◆ Problem to work on ◆
Return the full material exactly.

+ + + + + + +

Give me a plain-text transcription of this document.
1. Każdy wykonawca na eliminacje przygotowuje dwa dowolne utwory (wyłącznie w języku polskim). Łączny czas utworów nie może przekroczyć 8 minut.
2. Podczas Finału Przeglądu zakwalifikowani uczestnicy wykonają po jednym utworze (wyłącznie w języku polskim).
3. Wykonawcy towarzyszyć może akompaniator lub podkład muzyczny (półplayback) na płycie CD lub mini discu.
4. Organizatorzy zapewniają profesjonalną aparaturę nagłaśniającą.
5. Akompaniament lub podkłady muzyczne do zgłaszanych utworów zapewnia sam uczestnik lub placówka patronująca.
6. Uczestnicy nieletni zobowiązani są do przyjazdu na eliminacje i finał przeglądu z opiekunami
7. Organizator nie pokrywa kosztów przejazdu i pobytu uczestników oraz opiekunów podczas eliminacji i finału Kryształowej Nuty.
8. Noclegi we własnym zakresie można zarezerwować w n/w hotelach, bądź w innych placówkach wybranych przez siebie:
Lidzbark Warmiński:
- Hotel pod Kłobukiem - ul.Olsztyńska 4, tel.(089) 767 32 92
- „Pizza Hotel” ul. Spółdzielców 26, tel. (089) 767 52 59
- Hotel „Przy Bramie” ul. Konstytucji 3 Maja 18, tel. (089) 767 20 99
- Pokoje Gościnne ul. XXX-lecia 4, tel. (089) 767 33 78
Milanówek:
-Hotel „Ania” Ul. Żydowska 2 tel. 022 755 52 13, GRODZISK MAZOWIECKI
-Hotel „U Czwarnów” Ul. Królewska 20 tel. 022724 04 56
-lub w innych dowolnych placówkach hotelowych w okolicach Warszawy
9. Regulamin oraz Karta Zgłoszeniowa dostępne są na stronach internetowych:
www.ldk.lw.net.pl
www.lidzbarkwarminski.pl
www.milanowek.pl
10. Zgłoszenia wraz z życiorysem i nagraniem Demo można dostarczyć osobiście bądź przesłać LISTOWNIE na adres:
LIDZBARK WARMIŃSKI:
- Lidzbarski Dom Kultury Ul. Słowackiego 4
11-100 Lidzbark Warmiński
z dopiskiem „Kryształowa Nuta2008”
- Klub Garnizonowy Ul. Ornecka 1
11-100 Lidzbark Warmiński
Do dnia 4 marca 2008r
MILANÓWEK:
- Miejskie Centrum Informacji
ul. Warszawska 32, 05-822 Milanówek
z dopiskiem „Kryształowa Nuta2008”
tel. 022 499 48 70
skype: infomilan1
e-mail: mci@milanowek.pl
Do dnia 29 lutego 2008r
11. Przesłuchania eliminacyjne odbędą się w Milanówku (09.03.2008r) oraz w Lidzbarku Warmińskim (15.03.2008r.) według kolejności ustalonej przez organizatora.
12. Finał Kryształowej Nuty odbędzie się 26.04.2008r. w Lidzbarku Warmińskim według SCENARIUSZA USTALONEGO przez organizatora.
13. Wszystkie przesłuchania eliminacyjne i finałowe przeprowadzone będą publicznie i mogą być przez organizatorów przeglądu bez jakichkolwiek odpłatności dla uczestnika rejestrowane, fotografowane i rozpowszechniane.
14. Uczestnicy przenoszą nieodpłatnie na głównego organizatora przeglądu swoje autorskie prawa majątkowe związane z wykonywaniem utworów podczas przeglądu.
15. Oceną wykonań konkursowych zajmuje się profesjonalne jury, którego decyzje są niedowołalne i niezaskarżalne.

+ + + + + + +

◆ Task output ◆
Give me a plain-text transcription of this document.
1. Każdy wykonawca na eliminacje przygotowuje dwa dowolne utwory (wyłącznie w języku polskim). Łączny czas utworów nie może przekroczyć 8 minut.
2. Podczas Finału Przeglądu zakwalifikowani uczestnicy wykonają po jednym utworze (wyłącznie w języku polskim).
3. Wykonawcy towarzyszyć może akompaniator lub podkład muzyczny (półplayback) na płycie CD lub mini discu.
4. Organizatorzy zapewniają profesjonalną aparaturę nagłaśniającą.
5. Akompaniament lub podkłady muzyczne do zgłaszanych utworów zapewnia sam uczestnik lub placówka patronująca.
6. Uczestnicy nieletni zobowiązani są do przyjazdu na eliminacje i finał przeglądu z opiekunami
7. Organizator nie pokrywa kosztów przejazdu i pobytu uczestników oraz opiekunów podczas eliminacji i finału Kryształowej Nuty.
8. Noclegi we własnym zakresie można zarezerwować w n/w hotelach, bądź w innych placówkach wybranych przez siebie:
Lidzbark Warmiński:
- Hotel pod Kłobukiem - ul.Olsztyńska 4, tel.(089) 767 32 92
- „Pizza Hotel” ul. Spółdzielców 26, tel. (089) 767 52 59
- Hotel „Przy Bramie” ul. Konstytucji 3 Maja 18, tel. (089) 767 20 99
- Pokoje Gościnne ul. XXX-lecia 4, tel. (089) 767 33 78
Milanówek:
-Hotel „Ania” Ul. Żydowska 2 tel. 022 755 52 13, GRODZISK MAZOWIECKI
-Hotel „U Czwarnów” Ul. Królewska 20 tel. 022724 04 56
-lub w innych dowolnych placówkach hotelowych w okolicach Warszawy
9. Regulamin oraz Karta Zgłoszeniowa dostępne są na stronach internetowych:
www.ldk.lw.net.pl
www.lidzbarkwarminski.pl
www.milanowek.pl
10. Zgłoszenia wraz z życiorysem i nagraniem Demo można dostarczyć osobiście bądź przesłać LISTOWNIE na adres:
LIDZBARK WARMIŃSKI:
- Lidzbarski Dom Kultury Ul. Słowackiego 4
11-100 Lidzbark Warmiński
z dopiskiem „Kryształowa Nuta2008”
- Klub Garnizonowy Ul. Ornecka 1
11-100 Lidzbark Warmiński
Do dnia 4 marca 2008r
MILANÓWEK:
- Miejskie Centrum Informacji
ul. Warszawska 32, 05-822 Milanówek
z dopiskiem „Kryształowa Nuta2008”
tel. 022 499 48 70
skype: infomilan1
e-mail: mci@milanowek.pl
Do dnia 29 lutego 2008r
11. Przesłuchania eliminacyjne odbędą się w Milanówku (09.03.2008r) oraz w Lidzbarku Warmińskim (15.03.2008r.) według kolejności ustalonej przez organizatora.
12. Finał Kryształowej Nuty odbędzie się 26.04.2008r. w Lidzbarku Warmińskim według SCENARIUSZA USTALONEGO przez organizatora.
13. Wszystkie przesłuchania eliminacyjne i finałowe przeprowadzone będą publicznie i mogą być przez organizatorów przeglądu bez jakichkolwiek odpłatności dla uczestnika rejestrowane, fotografowane i rozpowszechniane.
14. Uczestnicy przenoszą nieodpłatnie na głównego organizatora przeglądu swoje autorskie prawa majątkowe związane z wykonywaniem utworów podczas przeglądu.
15. Oceną wykonań konkursowych zajmuje się profesjonalne jury, którego decyzje są niedowołalne i niezaskarżalne.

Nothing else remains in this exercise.